## START
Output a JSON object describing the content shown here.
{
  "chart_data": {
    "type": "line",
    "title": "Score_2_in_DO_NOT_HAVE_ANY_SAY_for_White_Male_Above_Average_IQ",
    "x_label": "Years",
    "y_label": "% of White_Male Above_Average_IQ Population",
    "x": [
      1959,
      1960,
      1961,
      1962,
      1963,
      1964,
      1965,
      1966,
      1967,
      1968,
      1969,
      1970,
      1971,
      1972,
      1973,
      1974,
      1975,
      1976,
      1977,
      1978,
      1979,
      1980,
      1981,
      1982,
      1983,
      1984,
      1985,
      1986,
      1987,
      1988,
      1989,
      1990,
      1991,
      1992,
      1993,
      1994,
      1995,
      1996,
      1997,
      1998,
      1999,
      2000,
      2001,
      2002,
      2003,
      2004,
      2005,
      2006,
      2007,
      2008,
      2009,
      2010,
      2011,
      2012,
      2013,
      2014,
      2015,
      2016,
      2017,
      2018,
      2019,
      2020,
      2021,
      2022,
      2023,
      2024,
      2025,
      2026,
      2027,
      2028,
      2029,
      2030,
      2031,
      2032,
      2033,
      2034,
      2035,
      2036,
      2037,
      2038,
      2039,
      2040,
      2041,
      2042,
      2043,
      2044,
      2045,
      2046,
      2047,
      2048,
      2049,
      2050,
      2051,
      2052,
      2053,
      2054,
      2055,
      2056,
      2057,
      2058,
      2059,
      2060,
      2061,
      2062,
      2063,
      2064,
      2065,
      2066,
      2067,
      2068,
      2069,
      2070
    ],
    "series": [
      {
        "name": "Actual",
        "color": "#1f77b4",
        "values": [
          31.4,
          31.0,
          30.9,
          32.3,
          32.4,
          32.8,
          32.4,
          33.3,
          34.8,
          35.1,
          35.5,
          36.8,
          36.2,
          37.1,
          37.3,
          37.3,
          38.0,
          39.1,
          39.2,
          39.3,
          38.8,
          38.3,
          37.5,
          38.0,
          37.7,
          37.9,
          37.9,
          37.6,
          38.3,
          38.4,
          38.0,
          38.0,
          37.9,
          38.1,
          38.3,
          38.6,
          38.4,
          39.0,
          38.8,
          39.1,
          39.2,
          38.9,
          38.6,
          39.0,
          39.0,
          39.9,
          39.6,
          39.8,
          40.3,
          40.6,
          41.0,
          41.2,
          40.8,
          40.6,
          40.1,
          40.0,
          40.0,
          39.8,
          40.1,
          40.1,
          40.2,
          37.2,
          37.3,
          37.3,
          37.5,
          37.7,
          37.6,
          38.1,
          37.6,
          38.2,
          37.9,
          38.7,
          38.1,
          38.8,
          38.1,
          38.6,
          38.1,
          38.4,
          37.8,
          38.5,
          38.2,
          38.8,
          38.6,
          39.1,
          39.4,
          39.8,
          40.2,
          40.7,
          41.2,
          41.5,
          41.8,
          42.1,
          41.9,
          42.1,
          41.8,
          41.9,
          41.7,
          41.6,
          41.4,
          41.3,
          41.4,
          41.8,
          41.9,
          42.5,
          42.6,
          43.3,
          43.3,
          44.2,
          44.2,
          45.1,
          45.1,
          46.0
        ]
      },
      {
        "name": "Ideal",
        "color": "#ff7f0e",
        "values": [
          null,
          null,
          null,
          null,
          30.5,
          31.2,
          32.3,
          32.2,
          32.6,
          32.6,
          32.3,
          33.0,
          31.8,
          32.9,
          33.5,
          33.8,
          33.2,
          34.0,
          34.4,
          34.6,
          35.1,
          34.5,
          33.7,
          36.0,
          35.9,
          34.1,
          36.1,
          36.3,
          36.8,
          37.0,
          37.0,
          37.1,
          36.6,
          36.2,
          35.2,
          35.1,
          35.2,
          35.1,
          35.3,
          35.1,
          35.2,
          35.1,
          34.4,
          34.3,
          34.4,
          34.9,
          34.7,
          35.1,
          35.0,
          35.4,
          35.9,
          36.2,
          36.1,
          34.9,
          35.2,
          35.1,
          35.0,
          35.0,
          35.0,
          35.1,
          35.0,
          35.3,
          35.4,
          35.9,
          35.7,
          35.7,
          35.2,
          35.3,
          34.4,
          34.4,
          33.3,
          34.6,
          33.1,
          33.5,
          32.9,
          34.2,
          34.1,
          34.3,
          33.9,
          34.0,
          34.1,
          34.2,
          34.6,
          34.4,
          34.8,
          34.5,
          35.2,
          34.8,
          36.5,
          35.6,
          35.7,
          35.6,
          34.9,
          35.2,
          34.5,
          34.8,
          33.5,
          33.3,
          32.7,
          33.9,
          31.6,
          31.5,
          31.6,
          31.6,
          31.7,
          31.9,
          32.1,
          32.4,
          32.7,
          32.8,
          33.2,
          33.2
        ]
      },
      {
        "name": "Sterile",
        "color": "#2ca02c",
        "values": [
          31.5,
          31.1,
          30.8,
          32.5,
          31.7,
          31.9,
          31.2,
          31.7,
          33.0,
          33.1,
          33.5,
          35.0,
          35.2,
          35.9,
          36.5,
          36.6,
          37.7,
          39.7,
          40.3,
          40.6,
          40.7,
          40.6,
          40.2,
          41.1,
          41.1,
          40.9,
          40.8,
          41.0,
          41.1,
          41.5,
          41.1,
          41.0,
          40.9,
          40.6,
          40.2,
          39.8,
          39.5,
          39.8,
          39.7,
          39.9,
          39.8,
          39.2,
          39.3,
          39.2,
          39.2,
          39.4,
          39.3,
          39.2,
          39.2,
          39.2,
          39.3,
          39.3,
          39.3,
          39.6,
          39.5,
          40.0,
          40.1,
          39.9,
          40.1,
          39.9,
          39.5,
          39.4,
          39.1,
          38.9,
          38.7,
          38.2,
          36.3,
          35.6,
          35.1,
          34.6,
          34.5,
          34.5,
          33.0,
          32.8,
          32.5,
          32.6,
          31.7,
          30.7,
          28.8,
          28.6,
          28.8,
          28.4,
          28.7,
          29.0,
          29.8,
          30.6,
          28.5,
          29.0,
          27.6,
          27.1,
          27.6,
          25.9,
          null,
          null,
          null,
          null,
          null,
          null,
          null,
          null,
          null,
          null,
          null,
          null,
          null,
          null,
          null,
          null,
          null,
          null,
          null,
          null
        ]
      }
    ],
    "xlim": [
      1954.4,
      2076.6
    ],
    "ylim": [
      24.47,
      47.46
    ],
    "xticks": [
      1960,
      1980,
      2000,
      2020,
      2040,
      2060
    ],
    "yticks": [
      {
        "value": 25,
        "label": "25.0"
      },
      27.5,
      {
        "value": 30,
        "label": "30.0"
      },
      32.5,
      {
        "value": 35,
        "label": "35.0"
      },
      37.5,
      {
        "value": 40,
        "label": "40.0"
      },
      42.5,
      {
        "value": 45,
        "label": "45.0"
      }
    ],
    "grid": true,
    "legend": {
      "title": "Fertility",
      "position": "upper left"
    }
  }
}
## END
## WHAT IS NEEDED
Select and copy every line of the listing with the word "title".

## ANSWER FOR THIS EXERCISE
    "title": "Score_2_in_DO_NOT_HAVE_ANY_SAY_for_White_Male_Above_Average_IQ",
      "title": "Fertility",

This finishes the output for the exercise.